* Begin RECORDS SUPPLIED *
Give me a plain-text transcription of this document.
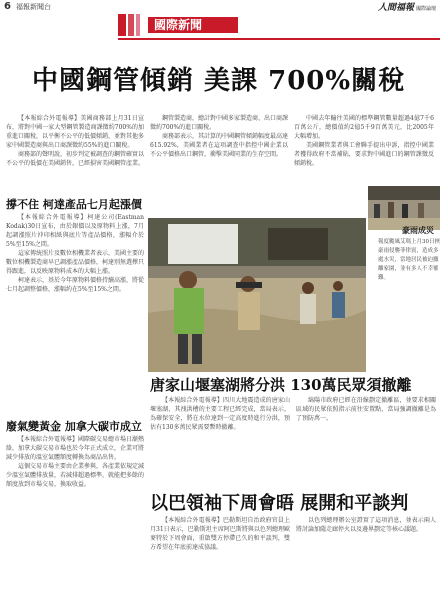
6 福報新聞台	人間福報 國際論壇
國際新聞
中國鋼管傾銷 美課 700%關稅

【本報綜合外電報導】美國商務部上月31日宣布，將對中國一家大型鋼管製造商課徵約700%的加重進口關稅，以平衡不公平的低價傾銷，並對其他多家中國製造商與出口商課徵約55%的進口關稅。

商務部的聲明說，初步判定被調查的鋼管確實以不公平的低價在美國銷售，已經損害美國鋼管產業。

撐不住 柯達產品七月起漲價

【本報綜合外電報導】柯達公司(Eastman Kodak)30日宣布，由於銀價以及原物料上漲，7月起調漲照片沖印相紙與底片等產品價格，漲幅介於5%至15%之間。

這家傳統照片及數位相機業者表示，美國主要的數位相機製造商早已調漲產品價格，柯達別無選擇只得跟進，以反映原物料成本的大幅上漲。

柯達表示，基於今年原物料價格持續高漲，將從七月起調整價格，漲幅約在5%至15%之間。

廢氣變黃金 加拿大碳市成立

【本報綜合外電報導】國際碳交易總市場日漸熱絡，加拿大碳交易市場也於今年正式成立，企業可將減少排放的溫室氣體額度轉換為商品出售。

這個交易市場主要由企業參與，各產業依規定減少溫室氣體排放量，若減排超過標準，就能把多餘的額度放到市場交易，換取收益。

鋼管製造商，總計對中國多家製造商、出口商課徵約700%的進口關稅。

商務部表示，其計算的中國鋼管傾銷幅度最高達615.92%，美國業者在這項調查中指控中國企業以不公平價格出口鋼管，衝擊美國同業的生存空間。

中國去年輸往美國的標準鋼管數量超過4億7千6百萬公斤，總價值約2億5千9百萬美元，比2005年大幅增加。

美國鋼管業者與工會聯手提出申訴，指控中國業者獲得政府不當補貼，要求對中國進口的鋼管課徵反傾銷稅。

豪雨成災
報度颱風艾瑪上月30日挾豪雨侵襲菲律賓，造成多處水災，當地居民被迫撤離家園，並有多人不幸罹難。
唐家山堰塞湖將分洪 130萬民眾須撤離

【本報綜合外電報導】四川大地震造成的唐家山堰塞湖，其洩洪槽的主要工程已經完成，當局表示，為確保安全，將在水位達到一定高度時進行分洪，預估有130多萬民眾需要暫時撤離。

綿陽市政府已經在沿線劃定撤離區，並要求相關區域的民眾依照指示前往安置點，當局強調撤離是為了預防萬一。

以巴領袖下周會晤 展開和平談判

【本報綜合外電報導】巴勒斯坦自治政府官員上月31日表示，巴勒斯坦主席阿巴斯將與以色列總理歐麥特於下周會面，重啟雙方停滯已久的和平談判，雙方希望在年底前達成協議。

以色列總理辦公室證實了這項消息，並表示兩人將討論加薩走廊停火以及邊界劃定等核心議題。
* End RECORDS SUPPLIED *
*WORK TO COMPLETE*. Quote the preceding listing precisely and completely, omitting its images.

*SOLVED PROBLEM*.
Give me a plain-text transcription of this document.
6 福報新聞台	人間福報 國際論壇
國際新聞
中國鋼管傾銷 美課 700%關稅

【本報綜合外電報導】美國商務部上月31日宣布，將對中國一家大型鋼管製造商課徵約700%的加重進口關稅，以平衡不公平的低價傾銷，並對其他多家中國製造商與出口商課徵約55%的進口關稅。

商務部的聲明說，初步判定被調查的鋼管確實以不公平的低價在美國銷售，已經損害美國鋼管產業。

撐不住 柯達產品七月起漲價

【本報綜合外電報導】柯達公司(Eastman Kodak)30日宣布，由於銀價以及原物料上漲，7月起調漲照片沖印相紙與底片等產品價格，漲幅介於5%至15%之間。

這家傳統照片及數位相機業者表示，美國主要的數位相機製造商早已調漲產品價格，柯達別無選擇只得跟進，以反映原物料成本的大幅上漲。

柯達表示，基於今年原物料價格持續高漲，將從七月起調整價格，漲幅約在5%至15%之間。

廢氣變黃金 加拿大碳市成立

【本報綜合外電報導】國際碳交易總市場日漸熱絡，加拿大碳交易市場也於今年正式成立，企業可將減少排放的溫室氣體額度轉換為商品出售。

這個交易市場主要由企業參與，各產業依規定減少溫室氣體排放量，若減排超過標準，就能把多餘的額度放到市場交易，換取收益。

鋼管製造商，總計對中國多家製造商、出口商課徵約700%的進口關稅。

商務部表示，其計算的中國鋼管傾銷幅度最高達615.92%，美國業者在這項調查中指控中國企業以不公平價格出口鋼管，衝擊美國同業的生存空間。

中國去年輸往美國的標準鋼管數量超過4億7千6百萬公斤，總價值約2億5千9百萬美元，比2005年大幅增加。

美國鋼管業者與工會聯手提出申訴，指控中國業者獲得政府不當補貼，要求對中國進口的鋼管課徵反傾銷稅。

豪雨成災
報度颱風艾瑪上月30日挾豪雨侵襲菲律賓，造成多處水災，當地居民被迫撤離家園，並有多人不幸罹難。
唐家山堰塞湖將分洪 130萬民眾須撤離

【本報綜合外電報導】四川大地震造成的唐家山堰塞湖，其洩洪槽的主要工程已經完成，當局表示，為確保安全，將在水位達到一定高度時進行分洪，預估有130多萬民眾需要暫時撤離。

綿陽市政府已經在沿線劃定撤離區，並要求相關區域的民眾依照指示前往安置點，當局強調撤離是為了預防萬一。

以巴領袖下周會晤 展開和平談判

【本報綜合外電報導】巴勒斯坦自治政府官員上月31日表示，巴勒斯坦主席阿巴斯將與以色列總理歐麥特於下周會面，重啟雙方停滯已久的和平談判，雙方希望在年底前達成協議。

以色列總理辦公室證實了這項消息，並表示兩人將討論加薩走廊停火以及邊界劃定等核心議題。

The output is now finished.